* _REQUIREMENT_
Quote the records in full and leave their pictures out.

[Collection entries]
***
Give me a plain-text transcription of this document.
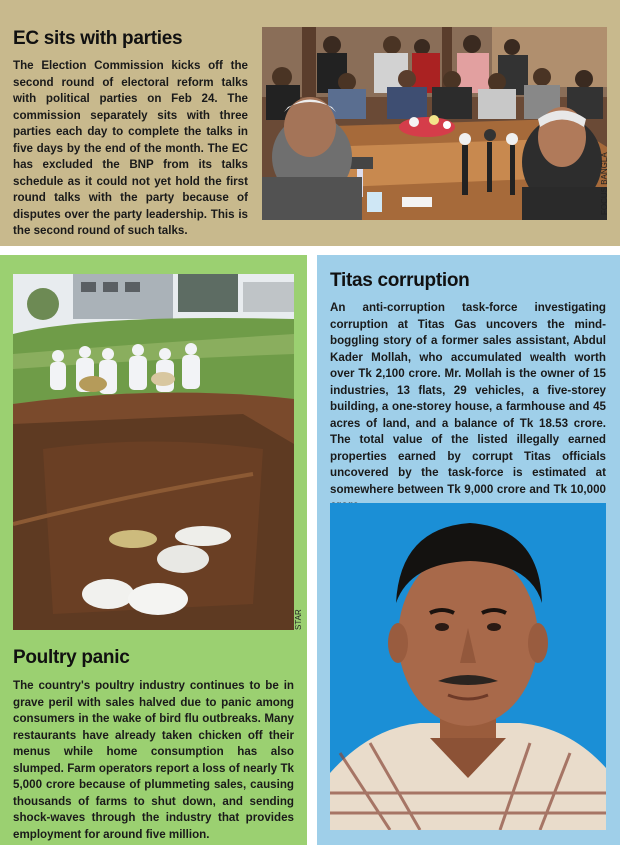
EC sits with parties

The Election Commission kicks off the second round of electoral reform talks with political parties on Feb 24. The commission separately sits with three parties each day to complete the talks in five days by the end of the month. The EC has excluded the BNP from its talks schedule as it could not yet hold the first round talks with the party because of disputes over the party leadership. This is the second round of such talks.

FOCUS BANGLA
STAR
Poultry panic

The country's poultry industry continues to be in grave peril with sales halved due to panic among consumers in the wake of bird flu outbreaks. Many restaurants have already taken chicken off their menus while home consumption has also slumped. Farm operators report a loss of nearly Tk 5,000 crore because of plummeting sales, causing thousands of farms to shut down, and sending shock-waves through the industry that provides employment for around five million.

Titas corruption

An anti-corruption task-force investigating corruption at Titas Gas uncovers the mind-boggling story of a former sales assistant, Abdul Kader Mollah, who accumulated wealth worth over Tk 2,100 crore. Mr. Mollah is the owner of 15 industries, 13 flats, 29 vehicles, a five-storey building, a one-storey house, a farmhouse and 45 acres of land, and a balance of Tk 18.53 crore. The total value of the listed illegally earned properties earned by corrupt Titas officials uncovered by the task-force is estimated at somewhere between Tk 9,000 crore and Tk 10,000
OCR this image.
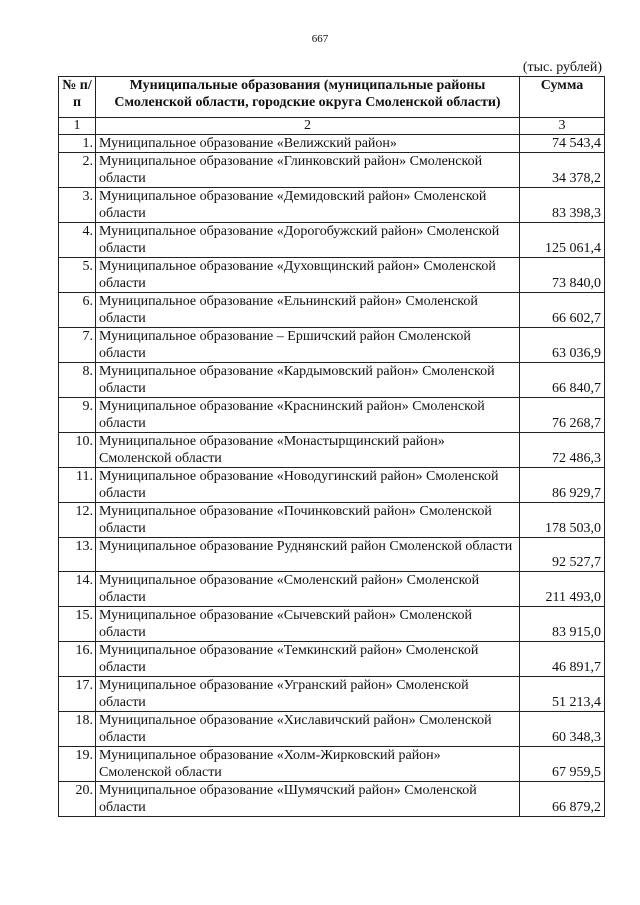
667
(тыс. рублей)
№ п/п	Муниципальные образования (муниципальные районы Смоленской области, городские округа Смоленской области)	Сумма
1	2	3
1.	Муниципальное образование «Велижский район»	74 543,4
2.	Муниципальное образование «Глинковский район» Смоленской области	34 378,2
3.	Муниципальное образование «Демидовский район» Смоленской области	83 398,3
4.	Муниципальное образование «Дорогобужский район» Смоленской области	125 061,4
5.	Муниципальное образование «Духовщинский район» Смоленской области	73 840,0
6.	Муниципальное образование «Ельнинский район» Смоленской области	66 602,7
7.	Муниципальное образование – Ершичский район Смоленской области	63 036,9
8.	Муниципальное образование «Кардымовский район» Смоленской области	66 840,7
9.	Муниципальное образование «Краснинский район» Смоленской области	76 268,7
10.	Муниципальное образование «Монастырщинский район» Смоленской области	72 486,3
11.	Муниципальное образование «Новодугинский район» Смоленской области	86 929,7
12.	Муниципальное образование «Починковский район» Смоленской области	178 503,0
13.	Муниципальное образование Руднянский район Смоленской области	92 527,7
14.	Муниципальное образование «Смоленский район» Смоленской области	211 493,0
15.	Муниципальное образование «Сычевский район» Смоленской области	83 915,0
16.	Муниципальное образование «Темкинский район» Смоленской области	46 891,7
17.	Муниципальное образование «Угранский район» Смоленской области	51 213,4
18.	Муниципальное образование «Хиславичский район» Смоленской области	60 348,3
19.	Муниципальное образование «Холм-Жирковский район» Смоленской области	67 959,5
20.	Муниципальное образование «Шумячский район» Смоленской области	66 879,2
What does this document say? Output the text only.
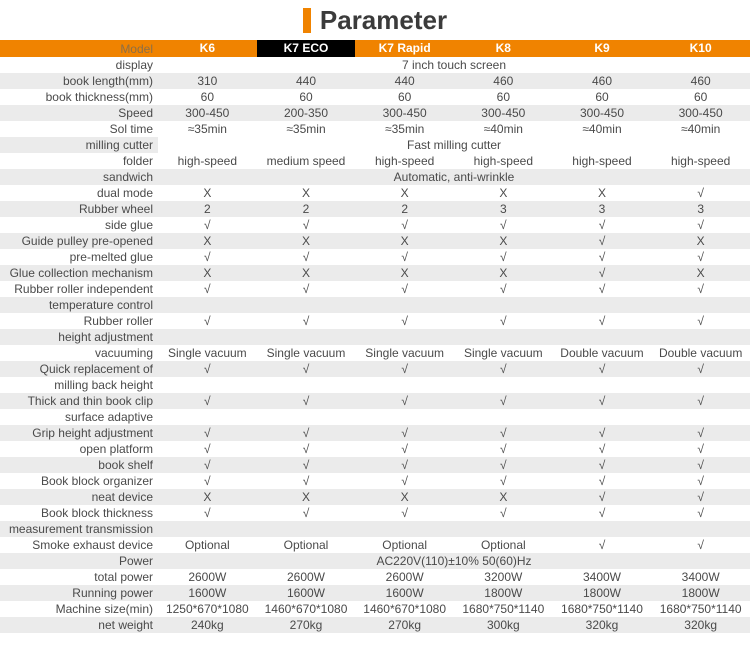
Parameter
Model	K6	K7 ECO	K7 Rapid	K8	K9	K10
display	7 inch touch screen
book length(mm)	310	440	440	460	460	460
book thickness(mm)	60	60	60	60	60	60
Speed	300-450	200-350	300-450	300-450	300-450	300-450
Sol time	≈35min	≈35min	≈35min	≈40min	≈40min	≈40min
milling cutter	Fast milling cutter
folder	high-speed	medium speed	high-speed	high-speed	high-speed	high-speed
sandwich	Automatic, anti-wrinkle
dual mode	X	X	X	X	X	√
Rubber wheel	2	2	2	3	3	3
side glue	√	√	√	√	√	√
Guide pulley pre-opened	X	X	X	X	√	X
pre-melted glue	√	√	√	√	√	√
Glue collection mechanism	X	X	X	X	√	X
Rubber roller independent	√	√	√	√	√	√
temperature control
Rubber roller	√	√	√	√	√	√
height adjustment
vacuuming	Single vacuum	Single vacuum	Single vacuum	Single vacuum	Double vacuum	Double vacuum
Quick replacement of	√	√	√	√	√	√
milling back height
Thick and thin book clip	√	√	√	√	√	√
surface adaptive
Grip height adjustment	√	√	√	√	√	√
open platform	√	√	√	√	√	√
book shelf	√	√	√	√	√	√
Book block organizer	√	√	√	√	√	√
neat device	X	X	X	X	√	√
Book block thickness	√	√	√	√	√	√
measurement transmission
Smoke exhaust device	Optional	Optional	Optional	Optional	√	√
Power	AC220V(110)±10% 50(60)Hz
total power	2600W	2600W	2600W	3200W	3400W	3400W
Running power	1600W	1600W	1600W	1800W	1800W	1800W
Machine size(min)	1250*670*1080	1460*670*1080	1460*670*1080	1680*750*1140	1680*750*1140	1680*750*1140
net weight	240kg	270kg	270kg	300kg	320kg	320kg
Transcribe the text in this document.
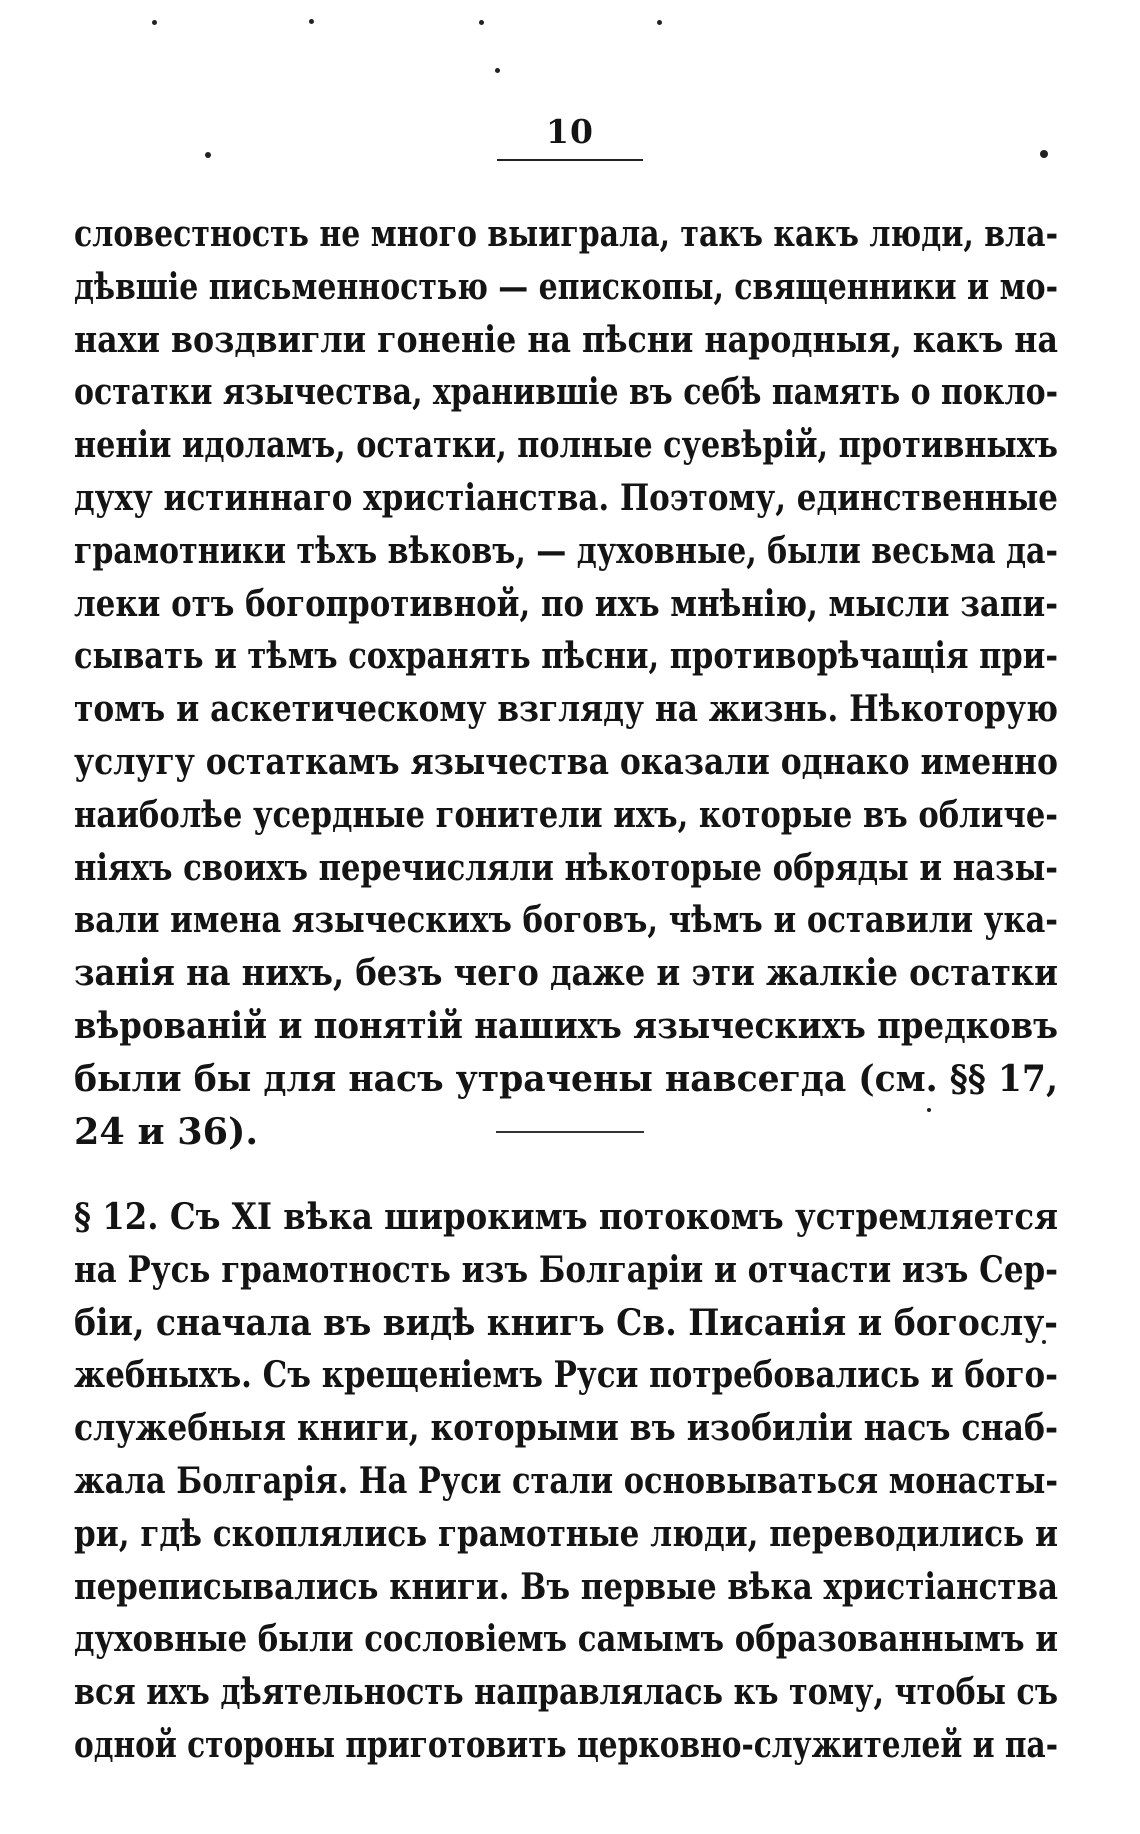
10
словестность не много выиграла, такъ какъ люди, вла-
дѣвшіе письменностью — епископы, священники и мо-
нахи воздвигли гоненіе на пѣсни народныя, какъ на
остатки язычества, хранившіе въ себѣ память о покло-
неніи идоламъ, остатки, полные суевѣрій, противныхъ
духу истиннаго христіанства. Поэтому, единственные
грамотники тѣхъ вѣковъ, — духовные, были весьма да-
леки отъ богопротивной, по ихъ мнѣнію, мысли запи-
сывать и тѣмъ сохранять пѣсни, противорѣчащія при-
томъ и аскетическому взгляду на жизнь. Нѣкоторую
услугу остаткамъ язычества оказали однако именно
наиболѣе усердные гонители ихъ, которые въ обличе-
ніяхъ своихъ перечисляли нѣкоторые обряды и назы-
вали имена языческихъ боговъ, чѣмъ и оставили ука-
занія на нихъ, безъ чего даже и эти жалкіе остатки
вѣрованій и понятій нашихъ языческихъ предковъ
были бы для насъ утрачены навсегда (см. §§ 17,
24 и 36).
§ 12. Съ XI вѣка широкимъ потокомъ устремляется
на Русь грамотность изъ Болгаріи и отчасти изъ Сер-
біи, сначала въ видѣ книгъ Св. Писанія и богослу-
жебныхъ. Съ крещеніемъ Руси потребовались и бого-
служебныя книги, которыми въ изобиліи насъ снаб-
жала Болгарія. На Руси стали основываться монасты-
ри, гдѣ скоплялись грамотные люди, переводились и
переписывались книги. Въ первые вѣка христіанства
духовные были сословіемъ самымъ образованнымъ и
вся ихъ дѣятельность направлялась къ тому, чтобы съ
одной стороны приготовить церковно-служителей и па-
***
* _RESPONSE TO THIS EXERCISE_
Give me a plain-text transcription of this document.
EC sits with parties

The Election Commission kicks off the second round of electoral reform talks with political parties on Feb 24. The commission separately sits with three parties each day to complete the talks in five days by the end of the month. The EC has excluded the BNP from its talks schedule as it could not yet hold the first round talks with the party because of disputes over the party leadership. This is the second round of such talks.

FOCUS BANGLA
STAR
Poultry panic

The country's poultry industry continues to be in grave peril with sales halved due to panic among consumers in the wake of bird flu outbreaks. Many restaurants have already taken chicken off their menus while home consumption has also slumped. Farm operators report a loss of nearly Tk 5,000 crore because of plummeting sales, causing thousands of farms to shut down, and sending shock-waves through the industry that provides employment for around five million.

Titas corruption

An anti-corruption task-force investigating corruption at Titas Gas uncovers the mind-boggling story of a former sales assistant, Abdul Kader Mollah, who accumulated wealth worth over Tk 2,100 crore. Mr. Mollah is the owner of 15 industries, 13 flats, 29 vehicles, a five-storey building, a one-storey house, a farmhouse and 45 acres of land, and a balance of Tk 18.53 crore. The total value of the listed illegally earned properties earned by corrupt Titas officials uncovered by the task-force is estimated at somewhere between Tk 9,000 crore and Tk 10,000
OCR this image.
667
(тыс. рублей)
№ п/п	Муниципальные образования (муниципальные районы Смоленской области, городские округа Смоленской области)	Сумма
1	2	3
1.	Муниципальное образование «Велижский район»	74 543,4
2.	Муниципальное образование «Глинковский район» Смоленской области	34 378,2
3.	Муниципальное образование «Демидовский район» Смоленской области	83 398,3
4.	Муниципальное образование «Дорогобужский район» Смоленской области	125 061,4
5.	Муниципальное образование «Духовщинский район» Смоленской области	73 840,0
6.	Муниципальное образование «Ельнинский район» Смоленской области	66 602,7
7.	Муниципальное образование – Ершичский район Смоленской области	63 036,9
8.	Муниципальное образование «Кардымовский район» Смоленской области	66 840,7
9.	Муниципальное образование «Краснинский район» Смоленской области	76 268,7
10.	Муниципальное образование «Монастырщинский район» Смоленской области	72 486,3
11.	Муниципальное образование «Новодугинский район» Смоленской области	86 929,7
12.	Муниципальное образование «Починковский район» Смоленской области	178 503,0
13.	Муниципальное образование Руднянский район Смоленской области	92 527,7
14.	Муниципальное образование «Смоленский район» Смоленской области	211 493,0
15.	Муниципальное образование «Сычевский район» Смоленской области	83 915,0
16.	Муниципальное образование «Темкинский район» Смоленской области	46 891,7
17.	Муниципальное образование «Угранский район» Смоленской области	51 213,4
18.	Муниципальное образование «Хиславичский район» Смоленской области	60 348,3
19.	Муниципальное образование «Холм-Жирковский район» Смоленской области	67 959,5
20.	Муниципальное образование «Шумячский район» Смоленской области	66 879,2
What does this document say? Output the text only.
Parameter
Model	K6	K7 ECO	K7 Rapid	K8	K9	K10
display	7 inch touch screen
book length(mm)	310	440	440	460	460	460
book thickness(mm)	60	60	60	60	60	60
Speed	300-450	200-350	300-450	300-450	300-450	300-450
Sol time	≈35min	≈35min	≈35min	≈40min	≈40min	≈40min
milling cutter	Fast milling cutter
folder	high-speed	medium speed	high-speed	high-speed	high-speed	high-speed
sandwich	Automatic, anti-wrinkle
dual mode	X	X	X	X	X	√
Rubber wheel	2	2	2	3	3	3
side glue	√	√	√	√	√	√
Guide pulley pre-opened	X	X	X	X	√	X
pre-melted glue	√	√	√	√	√	√
Glue collection mechanism	X	X	X	X	√	X
Rubber roller independent	√	√	√	√	√	√
temperature control
Rubber roller	√	√	√	√	√	√
height adjustment
vacuuming	Single vacuum	Single vacuum	Single vacuum	Single vacuum	Double vacuum	Double vacuum
Quick replacement of	√	√	√	√	√	√
milling back height
Thick and thin book clip	√	√	√	√	√	√
surface adaptive
Grip height adjustment	√	√	√	√	√	√
open platform	√	√	√	√	√	√
book shelf	√	√	√	√	√	√
Book block organizer	√	√	√	√	√	√
neat device	X	X	X	X	√	√
Book block thickness	√	√	√	√	√	√
measurement transmission
Smoke exhaust device	Optional	Optional	Optional	Optional	√	√
Power	AC220V(110)±10% 50(60)Hz
total power	2600W	2600W	2600W	3200W	3400W	3400W
Running power	1600W	1600W	1600W	1800W	1800W	1800W
Machine size(min)	1250*670*1080	1460*670*1080	1460*670*1080	1680*750*1140	1680*750*1140	1680*750*1140
net weight	240kg	270kg	270kg	300kg	320kg	320kg
Transcribe the text in this document.
10
словестность не много выиграла, такъ какъ люди, вла-
дѣвшіе письменностью — епископы, священники и мо-
нахи воздвигли гоненіе на пѣсни народныя, какъ на
остатки язычества, хранившіе въ себѣ память о покло-
неніи идоламъ, остатки, полные суевѣрій, противныхъ
духу истиннаго христіанства. Поэтому, единственные
грамотники тѣхъ вѣковъ, — духовные, были весьма да-
леки отъ богопротивной, по ихъ мнѣнію, мысли запи-
сывать и тѣмъ сохранять пѣсни, противорѣчащія при-
томъ и аскетическому взгляду на жизнь. Нѣкоторую
услугу остаткамъ язычества оказали однако именно
наиболѣе усердные гонители ихъ, которые въ обличе-
ніяхъ своихъ перечисляли нѣкоторые обряды и назы-
вали имена языческихъ боговъ, чѣмъ и оставили ука-
занія на нихъ, безъ чего даже и эти жалкіе остатки
вѣрованій и понятій нашихъ языческихъ предковъ
были бы для насъ утрачены навсегда (см. §§ 17,
24 и 36).
§ 12. Съ XI вѣка широкимъ потокомъ устремляется
на Русь грамотность изъ Болгаріи и отчасти изъ Сер-
біи, сначала въ видѣ книгъ Св. Писанія и богослу-
жебныхъ. Съ крещеніемъ Руси потребовались и бого-
служебныя книги, которыми въ изобиліи насъ снаб-
жала Болгарія. На Руси стали основываться монасты-
ри, гдѣ скоплялись грамотные люди, переводились и
переписывались книги. Въ первые вѣка христіанства
духовные были сословіемъ самымъ образованнымъ и
вся ихъ дѣятельность направлялась къ тому, чтобы съ
одной стороны приготовить церковно-служителей и па-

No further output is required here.